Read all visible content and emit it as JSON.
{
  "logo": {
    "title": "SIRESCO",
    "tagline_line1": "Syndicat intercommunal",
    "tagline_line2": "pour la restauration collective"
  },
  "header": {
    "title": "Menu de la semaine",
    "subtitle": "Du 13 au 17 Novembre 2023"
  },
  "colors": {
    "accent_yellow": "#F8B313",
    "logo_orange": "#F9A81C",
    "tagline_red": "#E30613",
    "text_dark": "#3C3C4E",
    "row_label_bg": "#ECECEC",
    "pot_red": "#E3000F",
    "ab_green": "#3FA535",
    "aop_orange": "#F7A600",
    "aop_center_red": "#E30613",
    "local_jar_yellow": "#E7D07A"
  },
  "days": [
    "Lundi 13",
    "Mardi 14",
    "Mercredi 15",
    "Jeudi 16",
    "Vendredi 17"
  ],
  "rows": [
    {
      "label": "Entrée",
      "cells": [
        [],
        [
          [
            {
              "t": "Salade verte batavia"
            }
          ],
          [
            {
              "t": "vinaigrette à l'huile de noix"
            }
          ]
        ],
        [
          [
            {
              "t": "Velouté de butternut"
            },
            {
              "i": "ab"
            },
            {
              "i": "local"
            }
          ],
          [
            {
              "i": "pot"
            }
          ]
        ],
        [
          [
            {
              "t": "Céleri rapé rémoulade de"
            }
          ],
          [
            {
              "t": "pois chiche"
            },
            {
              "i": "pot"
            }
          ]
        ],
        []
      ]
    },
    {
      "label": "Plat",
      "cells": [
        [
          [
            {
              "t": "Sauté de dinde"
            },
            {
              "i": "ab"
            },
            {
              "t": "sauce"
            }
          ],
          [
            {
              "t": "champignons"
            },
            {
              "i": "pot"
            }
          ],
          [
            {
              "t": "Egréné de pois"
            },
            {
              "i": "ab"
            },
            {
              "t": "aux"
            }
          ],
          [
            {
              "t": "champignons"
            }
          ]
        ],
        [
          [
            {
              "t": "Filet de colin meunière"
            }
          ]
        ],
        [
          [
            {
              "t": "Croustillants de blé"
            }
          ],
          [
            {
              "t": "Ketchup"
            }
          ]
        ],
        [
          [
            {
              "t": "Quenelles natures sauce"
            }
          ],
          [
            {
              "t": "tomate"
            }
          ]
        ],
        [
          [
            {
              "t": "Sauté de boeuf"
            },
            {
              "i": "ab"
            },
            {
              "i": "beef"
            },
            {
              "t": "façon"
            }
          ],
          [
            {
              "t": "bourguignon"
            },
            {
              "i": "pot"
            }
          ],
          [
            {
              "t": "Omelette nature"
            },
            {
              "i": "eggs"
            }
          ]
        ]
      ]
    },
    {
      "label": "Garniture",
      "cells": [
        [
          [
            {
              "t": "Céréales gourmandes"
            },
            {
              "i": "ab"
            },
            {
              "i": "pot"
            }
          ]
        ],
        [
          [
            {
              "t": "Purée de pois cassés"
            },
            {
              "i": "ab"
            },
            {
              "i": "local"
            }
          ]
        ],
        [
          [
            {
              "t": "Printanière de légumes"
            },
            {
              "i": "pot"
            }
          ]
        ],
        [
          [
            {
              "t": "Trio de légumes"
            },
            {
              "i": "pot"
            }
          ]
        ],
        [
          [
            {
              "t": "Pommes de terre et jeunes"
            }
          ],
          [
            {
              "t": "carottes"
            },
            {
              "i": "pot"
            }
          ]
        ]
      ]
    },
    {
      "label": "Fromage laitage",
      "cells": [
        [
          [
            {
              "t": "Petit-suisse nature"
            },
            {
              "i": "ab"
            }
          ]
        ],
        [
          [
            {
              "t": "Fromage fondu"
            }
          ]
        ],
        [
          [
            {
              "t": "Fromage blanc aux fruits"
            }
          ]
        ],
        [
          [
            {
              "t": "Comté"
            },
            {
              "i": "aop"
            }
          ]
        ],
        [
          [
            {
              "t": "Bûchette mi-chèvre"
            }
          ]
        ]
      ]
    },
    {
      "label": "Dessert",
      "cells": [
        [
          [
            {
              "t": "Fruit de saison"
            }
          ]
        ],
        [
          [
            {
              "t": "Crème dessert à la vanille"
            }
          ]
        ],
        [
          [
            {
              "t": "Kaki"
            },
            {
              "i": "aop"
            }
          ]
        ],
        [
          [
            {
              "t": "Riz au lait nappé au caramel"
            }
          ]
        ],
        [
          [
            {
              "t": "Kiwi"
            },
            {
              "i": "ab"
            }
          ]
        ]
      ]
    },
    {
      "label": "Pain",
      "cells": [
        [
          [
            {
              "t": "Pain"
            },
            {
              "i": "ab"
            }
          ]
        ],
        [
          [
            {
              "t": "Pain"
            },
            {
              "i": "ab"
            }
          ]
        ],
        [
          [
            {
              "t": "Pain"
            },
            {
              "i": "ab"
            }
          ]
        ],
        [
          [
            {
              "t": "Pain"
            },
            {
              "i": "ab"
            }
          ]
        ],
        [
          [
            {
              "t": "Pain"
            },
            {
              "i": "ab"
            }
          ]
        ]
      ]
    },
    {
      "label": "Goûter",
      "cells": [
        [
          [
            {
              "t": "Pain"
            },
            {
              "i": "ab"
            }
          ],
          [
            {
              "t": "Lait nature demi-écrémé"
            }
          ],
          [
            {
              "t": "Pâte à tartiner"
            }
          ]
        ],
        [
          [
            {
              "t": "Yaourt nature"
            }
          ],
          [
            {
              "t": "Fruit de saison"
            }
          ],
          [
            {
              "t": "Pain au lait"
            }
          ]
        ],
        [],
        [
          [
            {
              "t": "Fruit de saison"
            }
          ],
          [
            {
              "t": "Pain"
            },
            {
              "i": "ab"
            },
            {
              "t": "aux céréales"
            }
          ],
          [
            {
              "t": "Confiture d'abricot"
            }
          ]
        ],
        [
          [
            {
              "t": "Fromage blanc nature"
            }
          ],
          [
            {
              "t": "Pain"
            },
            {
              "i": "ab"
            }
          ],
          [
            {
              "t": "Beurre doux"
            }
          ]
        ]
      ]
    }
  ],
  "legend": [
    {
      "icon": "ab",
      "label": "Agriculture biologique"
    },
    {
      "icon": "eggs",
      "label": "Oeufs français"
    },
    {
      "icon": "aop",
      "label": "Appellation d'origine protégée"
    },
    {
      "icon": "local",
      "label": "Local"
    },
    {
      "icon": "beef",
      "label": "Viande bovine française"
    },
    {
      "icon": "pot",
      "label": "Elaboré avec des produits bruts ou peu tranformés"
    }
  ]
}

• [TASK REQUIREMENTS] Pull out all lines containing "pois".

• [CORRECT RESPONSE]
              "t": "pois chiche"
              "t": "Egréné de pois"
              "t": "Purée de pois cassés"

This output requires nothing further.